(OBJECTIVE) Going through the material below, please gather all lines with the word "Binance" in them.

— Start STORED RECORDS —

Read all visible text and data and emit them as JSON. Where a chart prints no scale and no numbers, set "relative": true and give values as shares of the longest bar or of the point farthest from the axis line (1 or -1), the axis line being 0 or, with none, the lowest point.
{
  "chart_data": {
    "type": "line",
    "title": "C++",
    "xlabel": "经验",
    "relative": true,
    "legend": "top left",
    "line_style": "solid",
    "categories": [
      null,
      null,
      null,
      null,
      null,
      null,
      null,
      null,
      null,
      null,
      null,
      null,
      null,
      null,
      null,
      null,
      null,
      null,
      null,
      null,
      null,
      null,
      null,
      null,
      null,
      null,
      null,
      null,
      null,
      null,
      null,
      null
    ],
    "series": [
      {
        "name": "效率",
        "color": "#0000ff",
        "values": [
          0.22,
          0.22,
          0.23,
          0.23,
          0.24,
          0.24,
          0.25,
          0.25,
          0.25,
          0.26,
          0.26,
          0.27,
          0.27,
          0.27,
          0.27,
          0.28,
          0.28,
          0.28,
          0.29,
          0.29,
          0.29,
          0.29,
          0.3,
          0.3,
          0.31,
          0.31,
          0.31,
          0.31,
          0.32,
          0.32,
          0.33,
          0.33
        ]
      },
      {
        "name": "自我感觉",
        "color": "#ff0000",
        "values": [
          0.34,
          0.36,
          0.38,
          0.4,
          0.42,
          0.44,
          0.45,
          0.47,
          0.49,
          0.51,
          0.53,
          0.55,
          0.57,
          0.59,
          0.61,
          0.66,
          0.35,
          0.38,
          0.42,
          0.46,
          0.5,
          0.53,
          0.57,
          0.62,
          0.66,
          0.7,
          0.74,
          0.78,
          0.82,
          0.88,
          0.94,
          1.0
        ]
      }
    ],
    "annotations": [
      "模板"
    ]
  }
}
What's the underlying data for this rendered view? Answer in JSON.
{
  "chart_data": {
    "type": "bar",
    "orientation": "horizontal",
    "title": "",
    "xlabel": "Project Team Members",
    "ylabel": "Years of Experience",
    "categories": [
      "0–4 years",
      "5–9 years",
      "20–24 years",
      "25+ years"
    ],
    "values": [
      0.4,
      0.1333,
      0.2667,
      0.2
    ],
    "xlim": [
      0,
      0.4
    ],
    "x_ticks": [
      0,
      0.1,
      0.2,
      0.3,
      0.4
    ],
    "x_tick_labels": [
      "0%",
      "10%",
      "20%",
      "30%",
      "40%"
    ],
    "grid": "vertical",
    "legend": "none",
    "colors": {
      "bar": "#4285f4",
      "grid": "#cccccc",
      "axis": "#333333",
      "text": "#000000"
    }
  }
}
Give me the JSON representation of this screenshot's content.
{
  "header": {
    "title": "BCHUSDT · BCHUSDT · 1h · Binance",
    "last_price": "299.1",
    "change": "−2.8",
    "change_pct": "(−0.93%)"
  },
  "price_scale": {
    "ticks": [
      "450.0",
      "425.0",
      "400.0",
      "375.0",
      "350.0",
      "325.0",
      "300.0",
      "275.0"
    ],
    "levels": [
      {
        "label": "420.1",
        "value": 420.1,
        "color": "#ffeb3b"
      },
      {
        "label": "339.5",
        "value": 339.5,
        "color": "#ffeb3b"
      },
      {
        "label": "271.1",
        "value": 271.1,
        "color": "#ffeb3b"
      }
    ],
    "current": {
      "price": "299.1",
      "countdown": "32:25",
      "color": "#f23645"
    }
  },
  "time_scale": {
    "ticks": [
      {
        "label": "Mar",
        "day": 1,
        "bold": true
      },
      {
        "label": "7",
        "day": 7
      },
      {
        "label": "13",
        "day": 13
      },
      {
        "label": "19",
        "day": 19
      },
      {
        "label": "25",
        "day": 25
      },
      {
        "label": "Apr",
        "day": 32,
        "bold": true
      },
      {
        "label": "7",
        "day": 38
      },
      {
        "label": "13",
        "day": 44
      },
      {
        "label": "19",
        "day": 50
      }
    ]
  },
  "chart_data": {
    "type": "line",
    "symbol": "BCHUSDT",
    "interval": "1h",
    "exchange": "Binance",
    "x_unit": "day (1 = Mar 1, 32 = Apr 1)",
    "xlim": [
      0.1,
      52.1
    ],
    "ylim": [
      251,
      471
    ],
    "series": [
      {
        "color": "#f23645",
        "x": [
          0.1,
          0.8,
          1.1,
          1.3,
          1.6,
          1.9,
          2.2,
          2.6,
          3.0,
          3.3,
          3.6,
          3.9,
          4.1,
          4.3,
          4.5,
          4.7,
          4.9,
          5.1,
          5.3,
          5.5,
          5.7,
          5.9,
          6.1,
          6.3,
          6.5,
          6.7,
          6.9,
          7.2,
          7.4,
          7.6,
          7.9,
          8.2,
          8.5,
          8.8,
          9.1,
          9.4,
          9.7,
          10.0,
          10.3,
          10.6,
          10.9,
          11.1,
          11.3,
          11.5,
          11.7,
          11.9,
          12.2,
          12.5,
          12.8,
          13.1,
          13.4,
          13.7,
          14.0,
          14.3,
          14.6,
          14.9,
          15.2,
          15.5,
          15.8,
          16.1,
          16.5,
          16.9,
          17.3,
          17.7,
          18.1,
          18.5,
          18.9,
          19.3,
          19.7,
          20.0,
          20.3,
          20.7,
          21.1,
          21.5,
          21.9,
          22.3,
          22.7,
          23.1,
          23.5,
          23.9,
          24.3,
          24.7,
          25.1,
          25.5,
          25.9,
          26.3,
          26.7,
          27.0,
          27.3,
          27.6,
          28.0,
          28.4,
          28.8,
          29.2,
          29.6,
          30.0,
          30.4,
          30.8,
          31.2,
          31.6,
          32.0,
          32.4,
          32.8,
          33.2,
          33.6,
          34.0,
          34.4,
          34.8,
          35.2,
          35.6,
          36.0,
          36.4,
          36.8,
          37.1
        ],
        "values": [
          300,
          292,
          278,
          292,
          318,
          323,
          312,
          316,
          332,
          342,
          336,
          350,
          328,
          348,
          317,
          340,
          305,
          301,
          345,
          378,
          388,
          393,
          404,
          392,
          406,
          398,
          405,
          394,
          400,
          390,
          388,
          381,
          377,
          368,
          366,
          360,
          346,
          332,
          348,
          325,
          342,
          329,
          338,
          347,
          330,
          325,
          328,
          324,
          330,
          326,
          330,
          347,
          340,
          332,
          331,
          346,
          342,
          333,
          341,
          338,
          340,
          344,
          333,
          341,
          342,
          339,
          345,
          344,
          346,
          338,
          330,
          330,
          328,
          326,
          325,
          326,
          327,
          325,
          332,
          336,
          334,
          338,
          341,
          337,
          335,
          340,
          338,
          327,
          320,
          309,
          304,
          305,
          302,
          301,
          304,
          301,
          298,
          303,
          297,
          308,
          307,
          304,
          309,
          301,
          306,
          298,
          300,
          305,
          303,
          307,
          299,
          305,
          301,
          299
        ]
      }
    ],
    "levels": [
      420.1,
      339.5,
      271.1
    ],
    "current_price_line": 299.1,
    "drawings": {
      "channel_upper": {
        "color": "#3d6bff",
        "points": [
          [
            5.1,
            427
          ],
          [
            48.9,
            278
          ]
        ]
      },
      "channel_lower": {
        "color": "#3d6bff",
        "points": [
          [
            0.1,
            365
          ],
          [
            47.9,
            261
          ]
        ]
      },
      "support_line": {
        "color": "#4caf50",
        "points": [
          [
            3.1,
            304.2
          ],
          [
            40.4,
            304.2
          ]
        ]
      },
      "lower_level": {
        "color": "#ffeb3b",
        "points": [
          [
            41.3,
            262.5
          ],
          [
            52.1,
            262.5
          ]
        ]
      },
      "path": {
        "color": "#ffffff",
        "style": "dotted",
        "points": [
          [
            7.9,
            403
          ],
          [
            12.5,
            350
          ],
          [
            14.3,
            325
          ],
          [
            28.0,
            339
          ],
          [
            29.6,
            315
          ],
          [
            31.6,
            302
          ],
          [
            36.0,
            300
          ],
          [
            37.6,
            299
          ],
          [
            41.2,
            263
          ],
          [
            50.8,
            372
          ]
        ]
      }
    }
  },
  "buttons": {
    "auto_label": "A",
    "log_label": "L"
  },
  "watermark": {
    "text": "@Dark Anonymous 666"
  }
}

— End STORED RECORDS —

(OUTPUT FOR THIS TASK)
    "title": "BCHUSDT · BCHUSDT · 1h · Binance",
    "exchange": "Binance",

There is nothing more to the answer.